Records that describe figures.
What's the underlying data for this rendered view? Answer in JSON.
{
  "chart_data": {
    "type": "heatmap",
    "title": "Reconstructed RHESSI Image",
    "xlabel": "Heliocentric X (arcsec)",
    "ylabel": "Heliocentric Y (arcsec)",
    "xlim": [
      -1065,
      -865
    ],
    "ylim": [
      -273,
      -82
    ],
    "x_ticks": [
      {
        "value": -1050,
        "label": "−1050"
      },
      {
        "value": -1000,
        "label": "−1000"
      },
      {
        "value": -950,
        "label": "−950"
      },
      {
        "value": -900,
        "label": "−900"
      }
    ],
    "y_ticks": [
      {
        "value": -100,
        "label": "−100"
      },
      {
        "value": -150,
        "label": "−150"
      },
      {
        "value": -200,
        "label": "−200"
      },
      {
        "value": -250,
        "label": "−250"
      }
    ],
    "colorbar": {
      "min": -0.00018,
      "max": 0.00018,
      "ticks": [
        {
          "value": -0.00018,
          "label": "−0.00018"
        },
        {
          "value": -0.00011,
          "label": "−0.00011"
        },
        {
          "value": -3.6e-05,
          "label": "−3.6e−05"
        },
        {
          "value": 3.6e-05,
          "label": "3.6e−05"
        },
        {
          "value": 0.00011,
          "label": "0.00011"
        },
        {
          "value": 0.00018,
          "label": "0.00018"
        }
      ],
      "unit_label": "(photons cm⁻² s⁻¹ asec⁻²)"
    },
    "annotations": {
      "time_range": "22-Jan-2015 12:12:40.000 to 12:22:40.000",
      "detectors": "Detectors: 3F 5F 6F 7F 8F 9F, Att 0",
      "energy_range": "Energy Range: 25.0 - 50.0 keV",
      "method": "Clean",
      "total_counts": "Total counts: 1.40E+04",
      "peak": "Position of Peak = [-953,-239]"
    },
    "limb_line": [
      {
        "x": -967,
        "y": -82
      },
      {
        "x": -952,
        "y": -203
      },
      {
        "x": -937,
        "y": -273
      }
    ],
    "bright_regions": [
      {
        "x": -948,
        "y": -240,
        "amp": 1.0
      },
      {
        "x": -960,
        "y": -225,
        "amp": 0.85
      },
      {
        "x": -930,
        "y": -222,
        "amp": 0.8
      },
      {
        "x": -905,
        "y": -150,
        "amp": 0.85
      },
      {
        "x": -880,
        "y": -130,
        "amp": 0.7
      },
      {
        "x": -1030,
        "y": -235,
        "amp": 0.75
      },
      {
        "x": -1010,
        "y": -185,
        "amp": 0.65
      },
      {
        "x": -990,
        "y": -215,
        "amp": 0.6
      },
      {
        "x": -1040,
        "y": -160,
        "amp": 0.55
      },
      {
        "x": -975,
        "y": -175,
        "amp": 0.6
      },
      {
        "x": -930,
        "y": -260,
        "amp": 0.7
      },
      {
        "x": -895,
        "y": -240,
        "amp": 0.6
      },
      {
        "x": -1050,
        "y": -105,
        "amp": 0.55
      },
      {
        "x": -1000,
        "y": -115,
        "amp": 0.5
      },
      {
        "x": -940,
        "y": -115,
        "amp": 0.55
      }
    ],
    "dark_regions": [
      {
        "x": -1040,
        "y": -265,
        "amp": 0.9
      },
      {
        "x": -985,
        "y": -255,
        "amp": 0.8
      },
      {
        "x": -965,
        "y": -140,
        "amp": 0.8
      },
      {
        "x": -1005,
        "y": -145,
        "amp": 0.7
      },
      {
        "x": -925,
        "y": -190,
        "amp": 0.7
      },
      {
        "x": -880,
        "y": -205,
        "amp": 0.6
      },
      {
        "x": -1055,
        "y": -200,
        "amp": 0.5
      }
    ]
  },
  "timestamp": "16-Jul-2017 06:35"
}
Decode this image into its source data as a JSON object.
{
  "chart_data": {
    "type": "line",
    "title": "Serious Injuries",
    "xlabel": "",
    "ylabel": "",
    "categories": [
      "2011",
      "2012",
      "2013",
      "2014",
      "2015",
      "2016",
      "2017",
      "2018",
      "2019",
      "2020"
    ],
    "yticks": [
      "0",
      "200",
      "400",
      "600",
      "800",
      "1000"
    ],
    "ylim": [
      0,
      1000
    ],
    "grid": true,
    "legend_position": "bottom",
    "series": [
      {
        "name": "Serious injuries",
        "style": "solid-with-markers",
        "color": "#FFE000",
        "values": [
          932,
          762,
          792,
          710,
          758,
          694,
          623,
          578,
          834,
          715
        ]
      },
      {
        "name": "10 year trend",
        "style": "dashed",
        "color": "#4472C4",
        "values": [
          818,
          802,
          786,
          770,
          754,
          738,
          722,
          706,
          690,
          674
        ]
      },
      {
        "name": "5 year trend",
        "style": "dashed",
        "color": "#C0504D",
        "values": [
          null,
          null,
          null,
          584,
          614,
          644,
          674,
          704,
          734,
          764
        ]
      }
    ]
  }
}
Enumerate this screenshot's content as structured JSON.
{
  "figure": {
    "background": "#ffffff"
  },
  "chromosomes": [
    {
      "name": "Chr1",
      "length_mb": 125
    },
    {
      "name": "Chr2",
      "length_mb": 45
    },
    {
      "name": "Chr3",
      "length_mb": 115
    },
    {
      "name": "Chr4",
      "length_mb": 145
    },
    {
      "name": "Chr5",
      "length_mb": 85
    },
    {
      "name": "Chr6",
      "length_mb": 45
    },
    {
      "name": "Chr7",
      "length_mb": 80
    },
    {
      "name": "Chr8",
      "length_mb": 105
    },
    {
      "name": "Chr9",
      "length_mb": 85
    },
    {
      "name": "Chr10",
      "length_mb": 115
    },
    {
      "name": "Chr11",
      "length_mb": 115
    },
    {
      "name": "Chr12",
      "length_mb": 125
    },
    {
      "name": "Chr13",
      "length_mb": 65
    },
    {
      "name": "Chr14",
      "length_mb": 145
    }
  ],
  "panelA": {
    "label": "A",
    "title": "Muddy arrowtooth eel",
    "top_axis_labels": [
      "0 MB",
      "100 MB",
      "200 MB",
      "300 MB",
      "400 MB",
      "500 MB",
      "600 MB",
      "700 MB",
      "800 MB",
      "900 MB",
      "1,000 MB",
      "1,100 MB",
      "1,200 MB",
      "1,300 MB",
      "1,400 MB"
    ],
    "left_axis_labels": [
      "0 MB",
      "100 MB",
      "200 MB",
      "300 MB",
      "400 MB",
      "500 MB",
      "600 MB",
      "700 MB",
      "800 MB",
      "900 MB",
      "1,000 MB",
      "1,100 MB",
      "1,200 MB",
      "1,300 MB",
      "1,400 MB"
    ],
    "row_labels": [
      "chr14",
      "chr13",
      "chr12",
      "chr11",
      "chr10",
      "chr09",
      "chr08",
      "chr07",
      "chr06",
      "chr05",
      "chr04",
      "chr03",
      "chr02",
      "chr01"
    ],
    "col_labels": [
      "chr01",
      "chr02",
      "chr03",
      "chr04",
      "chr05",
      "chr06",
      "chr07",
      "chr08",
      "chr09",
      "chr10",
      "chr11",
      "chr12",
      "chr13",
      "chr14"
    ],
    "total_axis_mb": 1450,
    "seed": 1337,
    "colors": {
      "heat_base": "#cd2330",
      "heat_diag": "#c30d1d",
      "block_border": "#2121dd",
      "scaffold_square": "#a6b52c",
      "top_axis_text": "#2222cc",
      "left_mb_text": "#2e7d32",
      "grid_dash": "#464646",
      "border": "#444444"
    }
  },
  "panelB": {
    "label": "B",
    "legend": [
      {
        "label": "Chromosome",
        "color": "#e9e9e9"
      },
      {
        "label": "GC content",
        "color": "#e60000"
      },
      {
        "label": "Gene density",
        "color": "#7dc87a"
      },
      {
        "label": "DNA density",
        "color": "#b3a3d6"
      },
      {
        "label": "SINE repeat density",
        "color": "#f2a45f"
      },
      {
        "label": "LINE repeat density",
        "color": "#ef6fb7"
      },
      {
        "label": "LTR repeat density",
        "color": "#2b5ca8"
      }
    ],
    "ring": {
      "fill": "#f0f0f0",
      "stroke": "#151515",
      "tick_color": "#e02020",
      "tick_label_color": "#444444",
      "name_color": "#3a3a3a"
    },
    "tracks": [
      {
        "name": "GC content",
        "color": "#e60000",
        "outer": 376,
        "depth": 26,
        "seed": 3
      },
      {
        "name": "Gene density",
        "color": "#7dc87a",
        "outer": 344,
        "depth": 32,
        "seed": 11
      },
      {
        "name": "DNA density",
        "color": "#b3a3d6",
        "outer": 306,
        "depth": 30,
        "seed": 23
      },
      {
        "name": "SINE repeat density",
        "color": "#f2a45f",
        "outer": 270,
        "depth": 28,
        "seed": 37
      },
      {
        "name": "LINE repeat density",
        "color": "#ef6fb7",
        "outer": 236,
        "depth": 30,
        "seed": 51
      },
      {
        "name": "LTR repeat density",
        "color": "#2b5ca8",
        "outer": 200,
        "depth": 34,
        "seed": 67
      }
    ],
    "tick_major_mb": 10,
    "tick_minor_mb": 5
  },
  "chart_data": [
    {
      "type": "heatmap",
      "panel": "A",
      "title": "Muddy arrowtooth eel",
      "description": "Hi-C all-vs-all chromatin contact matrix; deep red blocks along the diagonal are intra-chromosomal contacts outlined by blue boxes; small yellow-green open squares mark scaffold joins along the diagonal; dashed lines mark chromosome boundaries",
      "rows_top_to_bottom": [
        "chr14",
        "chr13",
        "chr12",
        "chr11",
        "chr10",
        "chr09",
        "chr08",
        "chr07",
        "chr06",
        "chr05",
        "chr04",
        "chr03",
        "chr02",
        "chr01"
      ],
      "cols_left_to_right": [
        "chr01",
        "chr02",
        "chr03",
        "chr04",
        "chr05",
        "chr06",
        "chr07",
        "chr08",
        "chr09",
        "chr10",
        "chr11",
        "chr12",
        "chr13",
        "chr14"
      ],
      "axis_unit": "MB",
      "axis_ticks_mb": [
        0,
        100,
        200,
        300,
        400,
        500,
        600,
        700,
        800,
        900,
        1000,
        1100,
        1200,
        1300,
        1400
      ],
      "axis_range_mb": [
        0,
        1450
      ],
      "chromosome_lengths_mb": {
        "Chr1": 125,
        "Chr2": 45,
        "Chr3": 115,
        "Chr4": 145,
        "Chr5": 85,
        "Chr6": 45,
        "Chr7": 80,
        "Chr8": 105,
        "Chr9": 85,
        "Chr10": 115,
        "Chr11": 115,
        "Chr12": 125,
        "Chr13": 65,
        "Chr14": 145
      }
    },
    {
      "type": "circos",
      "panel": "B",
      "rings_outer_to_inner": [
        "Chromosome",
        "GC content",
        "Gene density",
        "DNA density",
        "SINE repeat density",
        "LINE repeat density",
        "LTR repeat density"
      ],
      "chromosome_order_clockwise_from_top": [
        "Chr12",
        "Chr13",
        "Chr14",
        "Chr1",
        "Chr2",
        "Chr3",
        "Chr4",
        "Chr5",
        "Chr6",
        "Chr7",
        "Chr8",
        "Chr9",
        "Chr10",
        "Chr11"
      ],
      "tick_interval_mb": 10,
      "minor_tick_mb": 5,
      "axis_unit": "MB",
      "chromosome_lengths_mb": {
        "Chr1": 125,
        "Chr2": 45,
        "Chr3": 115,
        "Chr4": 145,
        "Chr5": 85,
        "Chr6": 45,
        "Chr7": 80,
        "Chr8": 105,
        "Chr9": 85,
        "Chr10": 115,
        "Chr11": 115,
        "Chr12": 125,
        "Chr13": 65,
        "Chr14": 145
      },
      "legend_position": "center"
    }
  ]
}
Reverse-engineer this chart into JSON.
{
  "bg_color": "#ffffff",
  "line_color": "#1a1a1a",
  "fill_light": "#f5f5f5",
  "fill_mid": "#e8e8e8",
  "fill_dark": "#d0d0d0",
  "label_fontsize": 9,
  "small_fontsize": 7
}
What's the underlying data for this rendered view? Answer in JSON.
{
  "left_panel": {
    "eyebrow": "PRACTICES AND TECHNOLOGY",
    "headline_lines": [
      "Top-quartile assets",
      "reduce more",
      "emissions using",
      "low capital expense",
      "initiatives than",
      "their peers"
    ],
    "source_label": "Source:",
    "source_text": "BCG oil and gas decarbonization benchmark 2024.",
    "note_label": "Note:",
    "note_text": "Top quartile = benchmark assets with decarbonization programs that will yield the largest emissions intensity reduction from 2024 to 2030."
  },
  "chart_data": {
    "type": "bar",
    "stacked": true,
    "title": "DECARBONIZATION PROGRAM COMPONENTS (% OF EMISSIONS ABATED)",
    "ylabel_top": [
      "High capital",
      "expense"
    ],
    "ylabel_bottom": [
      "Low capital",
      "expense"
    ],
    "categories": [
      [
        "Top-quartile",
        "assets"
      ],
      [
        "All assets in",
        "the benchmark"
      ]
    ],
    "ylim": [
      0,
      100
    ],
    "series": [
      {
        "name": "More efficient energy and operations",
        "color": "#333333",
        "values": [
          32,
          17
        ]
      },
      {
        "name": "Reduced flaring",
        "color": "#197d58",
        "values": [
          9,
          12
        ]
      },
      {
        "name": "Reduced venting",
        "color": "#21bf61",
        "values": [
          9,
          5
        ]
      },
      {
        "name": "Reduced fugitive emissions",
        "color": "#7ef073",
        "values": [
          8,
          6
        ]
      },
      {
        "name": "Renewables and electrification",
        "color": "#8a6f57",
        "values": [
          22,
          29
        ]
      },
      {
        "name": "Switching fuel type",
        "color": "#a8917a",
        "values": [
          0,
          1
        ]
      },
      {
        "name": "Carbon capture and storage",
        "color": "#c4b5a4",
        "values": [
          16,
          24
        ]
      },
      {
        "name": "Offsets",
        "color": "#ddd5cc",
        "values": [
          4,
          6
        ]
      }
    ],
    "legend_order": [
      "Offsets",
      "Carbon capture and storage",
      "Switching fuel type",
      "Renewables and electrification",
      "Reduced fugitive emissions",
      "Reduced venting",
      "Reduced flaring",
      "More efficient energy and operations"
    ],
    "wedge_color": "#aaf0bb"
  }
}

Requirements. Only lines with the word "arcsec" are wanted, so copy each one from the records.

Response.
    "xlabel": "Heliocentric X (arcsec)",
    "ylabel": "Heliocentric Y (arcsec)",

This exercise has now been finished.